## EXERCISE BRIEF
Answer with a single number: the count of lines that include the string "this".

## begin RAW DATA

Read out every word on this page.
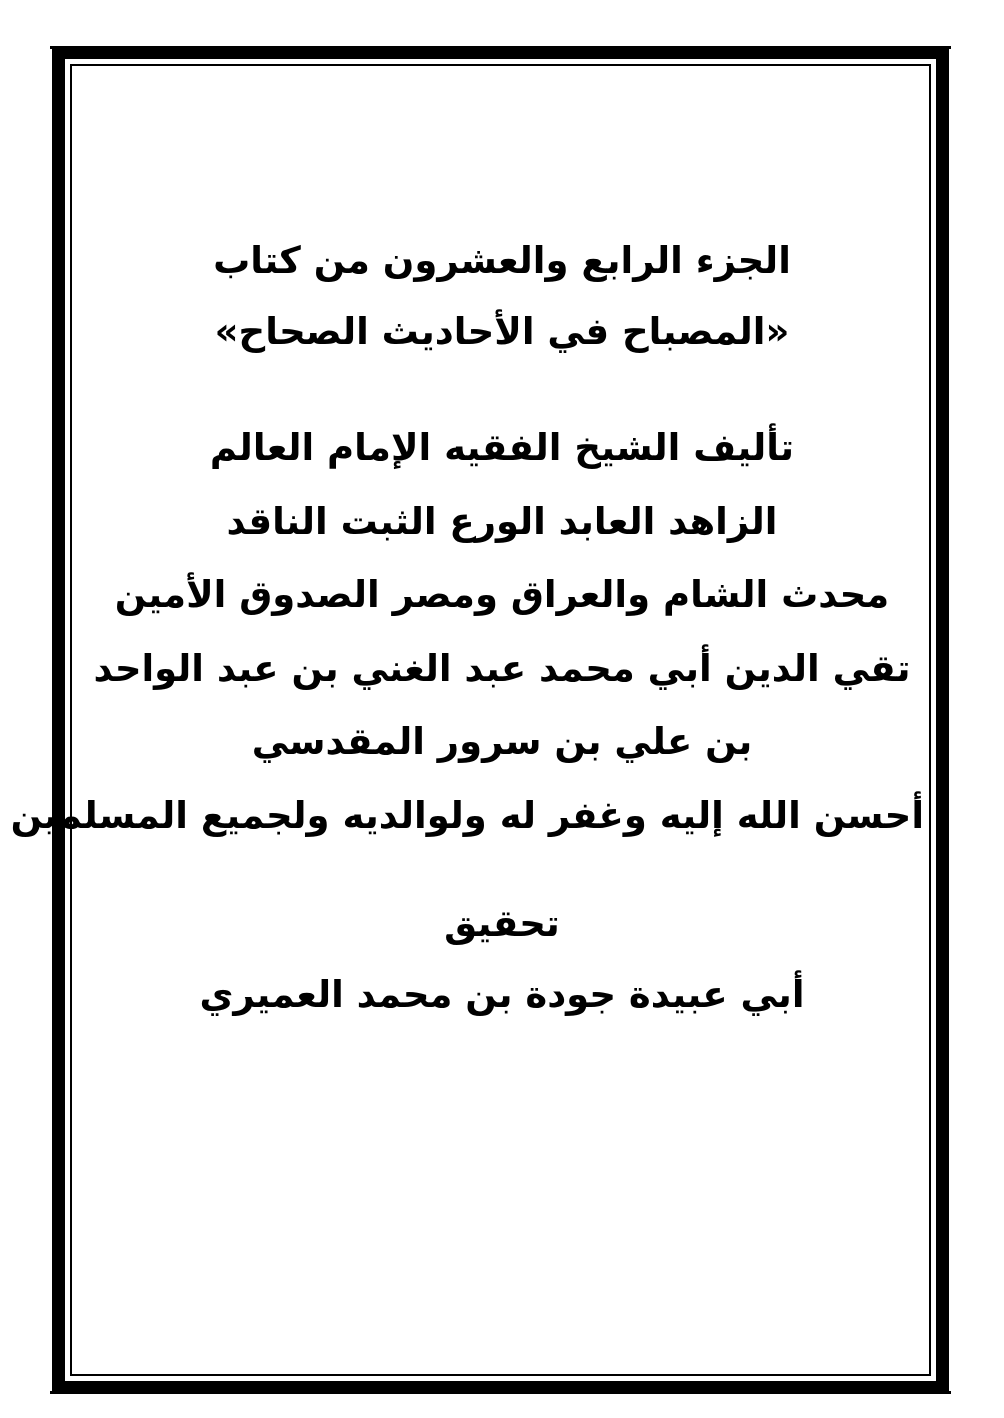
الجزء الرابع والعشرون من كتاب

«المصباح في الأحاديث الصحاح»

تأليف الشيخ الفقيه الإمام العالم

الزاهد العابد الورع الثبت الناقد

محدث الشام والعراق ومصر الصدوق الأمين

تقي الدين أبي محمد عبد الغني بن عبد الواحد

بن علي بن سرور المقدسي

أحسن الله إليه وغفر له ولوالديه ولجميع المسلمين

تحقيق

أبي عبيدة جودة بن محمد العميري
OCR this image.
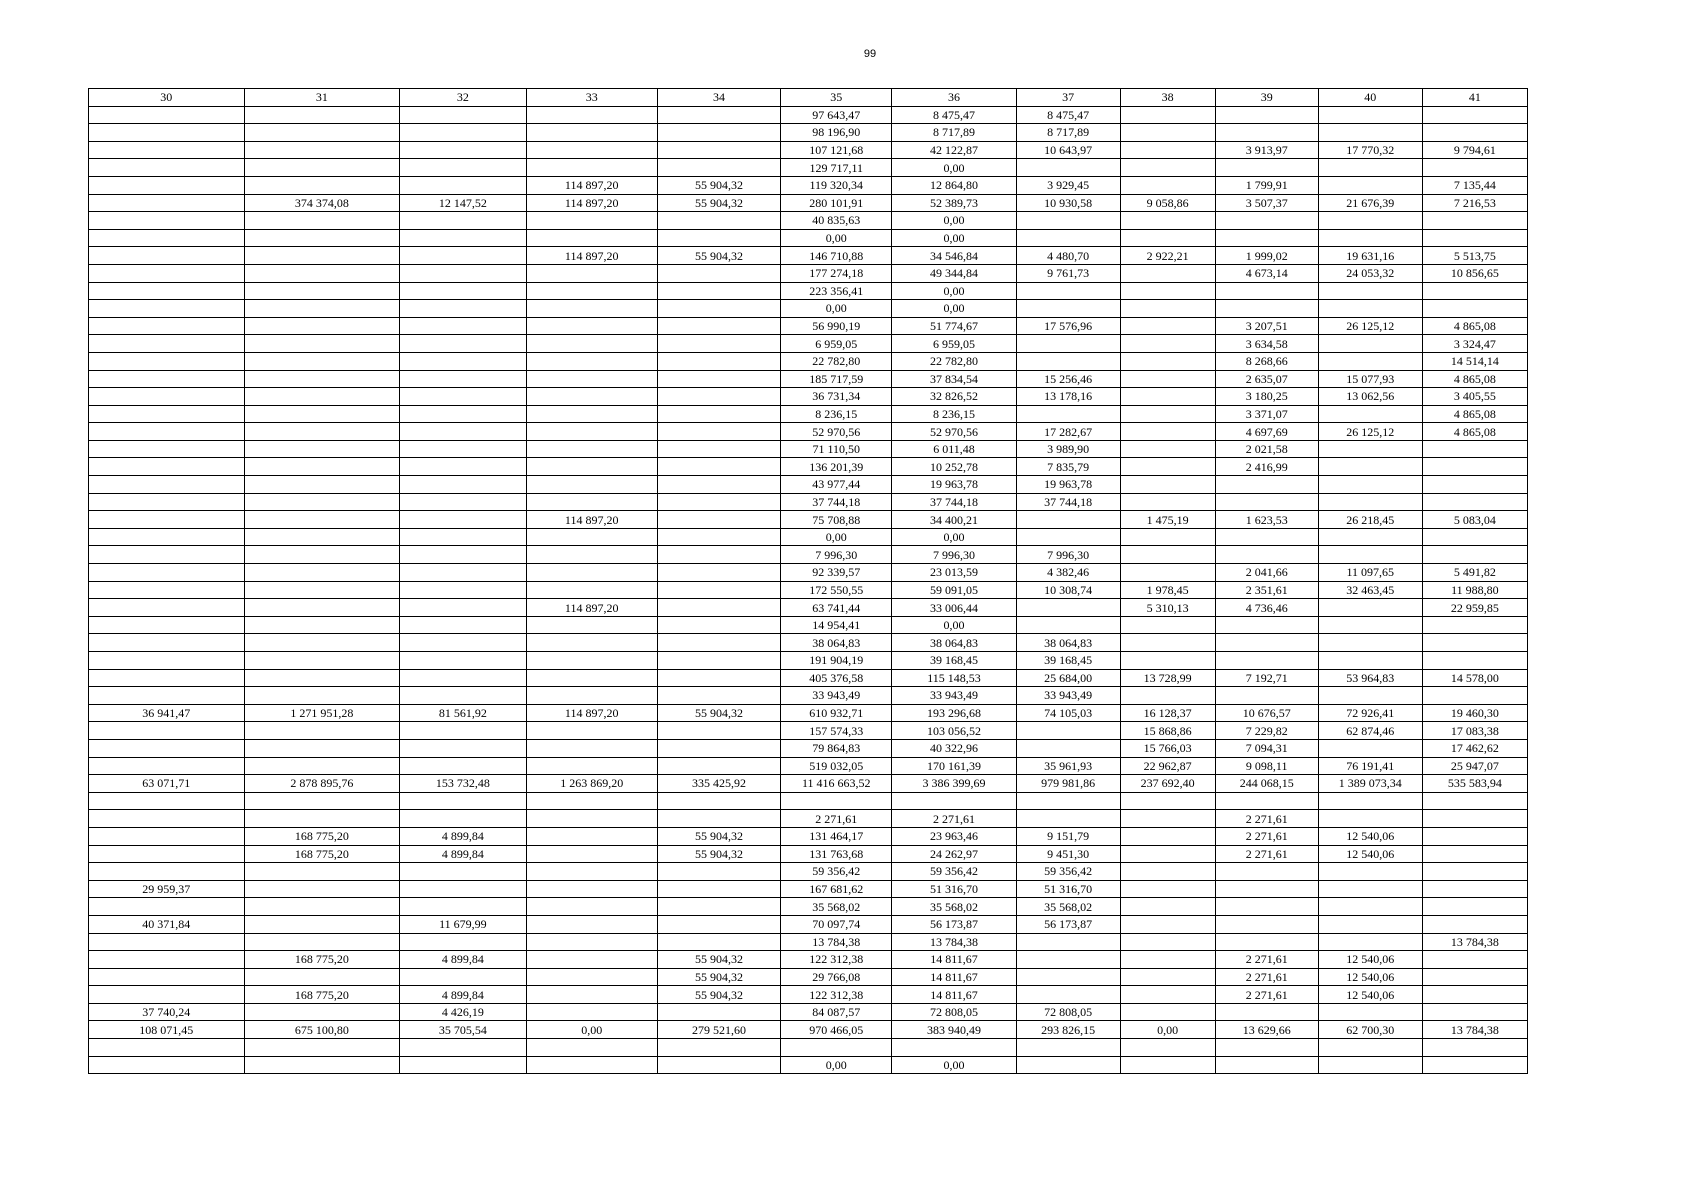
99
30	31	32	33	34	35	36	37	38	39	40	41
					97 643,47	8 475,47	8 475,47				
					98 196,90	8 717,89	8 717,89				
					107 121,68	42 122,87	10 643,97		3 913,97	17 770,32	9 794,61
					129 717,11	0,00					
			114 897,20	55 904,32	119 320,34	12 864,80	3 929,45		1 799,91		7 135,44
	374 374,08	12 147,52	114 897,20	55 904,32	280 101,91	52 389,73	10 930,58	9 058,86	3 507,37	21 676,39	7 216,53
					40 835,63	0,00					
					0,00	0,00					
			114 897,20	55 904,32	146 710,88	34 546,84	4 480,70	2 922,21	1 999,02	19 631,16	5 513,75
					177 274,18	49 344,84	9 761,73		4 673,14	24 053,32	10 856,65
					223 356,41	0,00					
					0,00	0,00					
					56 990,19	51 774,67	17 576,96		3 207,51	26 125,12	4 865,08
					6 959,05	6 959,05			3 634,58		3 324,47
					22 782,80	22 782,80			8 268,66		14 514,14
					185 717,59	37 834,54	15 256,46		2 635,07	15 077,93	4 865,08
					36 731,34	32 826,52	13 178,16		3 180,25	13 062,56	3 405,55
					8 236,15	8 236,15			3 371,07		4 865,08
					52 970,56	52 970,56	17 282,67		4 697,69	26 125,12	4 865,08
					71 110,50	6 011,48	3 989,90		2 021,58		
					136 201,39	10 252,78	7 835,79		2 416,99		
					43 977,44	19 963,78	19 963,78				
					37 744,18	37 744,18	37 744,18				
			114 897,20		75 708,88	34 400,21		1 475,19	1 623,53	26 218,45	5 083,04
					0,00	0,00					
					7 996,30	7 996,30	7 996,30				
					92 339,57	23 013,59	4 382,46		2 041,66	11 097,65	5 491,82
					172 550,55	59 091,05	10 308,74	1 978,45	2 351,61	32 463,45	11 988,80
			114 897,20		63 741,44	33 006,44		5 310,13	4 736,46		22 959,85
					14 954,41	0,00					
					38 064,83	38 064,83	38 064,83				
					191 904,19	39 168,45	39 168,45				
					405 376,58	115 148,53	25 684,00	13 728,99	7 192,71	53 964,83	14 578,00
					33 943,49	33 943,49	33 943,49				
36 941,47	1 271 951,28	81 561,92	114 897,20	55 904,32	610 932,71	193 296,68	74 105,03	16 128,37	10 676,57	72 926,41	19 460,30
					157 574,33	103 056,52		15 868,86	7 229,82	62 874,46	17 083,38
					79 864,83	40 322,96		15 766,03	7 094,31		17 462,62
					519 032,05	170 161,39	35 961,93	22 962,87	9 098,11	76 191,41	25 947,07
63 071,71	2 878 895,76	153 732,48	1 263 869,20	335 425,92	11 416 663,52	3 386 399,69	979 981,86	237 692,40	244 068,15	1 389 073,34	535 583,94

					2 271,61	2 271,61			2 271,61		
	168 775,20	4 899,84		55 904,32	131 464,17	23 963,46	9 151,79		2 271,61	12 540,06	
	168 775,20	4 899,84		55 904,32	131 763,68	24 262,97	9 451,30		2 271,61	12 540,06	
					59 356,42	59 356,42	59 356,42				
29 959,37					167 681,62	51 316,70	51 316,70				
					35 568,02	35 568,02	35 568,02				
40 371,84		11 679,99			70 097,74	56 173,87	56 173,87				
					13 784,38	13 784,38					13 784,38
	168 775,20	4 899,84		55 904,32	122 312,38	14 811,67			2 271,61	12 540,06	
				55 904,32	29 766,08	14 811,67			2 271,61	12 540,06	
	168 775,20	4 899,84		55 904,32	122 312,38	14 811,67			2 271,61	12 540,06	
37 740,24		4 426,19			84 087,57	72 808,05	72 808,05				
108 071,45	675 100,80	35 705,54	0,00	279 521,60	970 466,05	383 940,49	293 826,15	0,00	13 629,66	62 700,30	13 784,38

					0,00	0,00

## end RAW DATA

## RESPONSE
2